*RECORDS SHOWN*
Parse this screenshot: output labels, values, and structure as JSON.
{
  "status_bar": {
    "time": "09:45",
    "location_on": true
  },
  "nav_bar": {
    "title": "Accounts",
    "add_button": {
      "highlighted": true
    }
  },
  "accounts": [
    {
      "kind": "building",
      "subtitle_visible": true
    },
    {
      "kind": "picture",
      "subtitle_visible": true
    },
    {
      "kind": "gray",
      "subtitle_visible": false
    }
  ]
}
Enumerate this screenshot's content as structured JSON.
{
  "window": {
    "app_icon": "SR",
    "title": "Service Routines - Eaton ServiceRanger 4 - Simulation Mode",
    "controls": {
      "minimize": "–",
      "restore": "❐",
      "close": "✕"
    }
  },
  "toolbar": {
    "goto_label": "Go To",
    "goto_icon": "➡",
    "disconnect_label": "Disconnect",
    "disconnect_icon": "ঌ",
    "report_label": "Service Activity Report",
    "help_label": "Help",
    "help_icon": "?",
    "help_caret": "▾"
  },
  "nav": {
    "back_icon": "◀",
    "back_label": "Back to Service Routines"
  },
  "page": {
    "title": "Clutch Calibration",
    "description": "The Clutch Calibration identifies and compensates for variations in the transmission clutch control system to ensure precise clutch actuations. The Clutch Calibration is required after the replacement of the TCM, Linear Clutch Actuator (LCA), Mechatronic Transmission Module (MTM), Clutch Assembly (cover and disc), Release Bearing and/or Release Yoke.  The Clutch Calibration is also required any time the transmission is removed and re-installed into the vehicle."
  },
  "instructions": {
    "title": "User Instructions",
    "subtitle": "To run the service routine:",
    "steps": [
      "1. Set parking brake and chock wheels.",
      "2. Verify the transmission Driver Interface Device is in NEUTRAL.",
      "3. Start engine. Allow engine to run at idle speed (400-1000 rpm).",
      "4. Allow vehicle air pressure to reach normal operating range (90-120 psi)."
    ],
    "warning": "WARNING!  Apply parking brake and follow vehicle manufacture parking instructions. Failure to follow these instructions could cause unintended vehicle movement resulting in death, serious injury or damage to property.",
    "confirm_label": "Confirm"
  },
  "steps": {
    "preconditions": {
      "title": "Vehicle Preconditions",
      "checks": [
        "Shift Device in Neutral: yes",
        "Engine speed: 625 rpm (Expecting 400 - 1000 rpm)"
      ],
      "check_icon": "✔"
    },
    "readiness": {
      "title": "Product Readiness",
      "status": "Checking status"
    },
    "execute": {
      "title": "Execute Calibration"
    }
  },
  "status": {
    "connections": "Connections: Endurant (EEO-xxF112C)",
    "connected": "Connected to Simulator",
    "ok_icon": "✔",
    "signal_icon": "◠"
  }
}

*AIM OF THE TASK*
Return each line of the listing that holds the string "this".

*REPLY TO THE EXERCISE*
Parse this screenshot: output labels, values, and structure as JSON.
Enumerate this screenshot's content as structured JSON.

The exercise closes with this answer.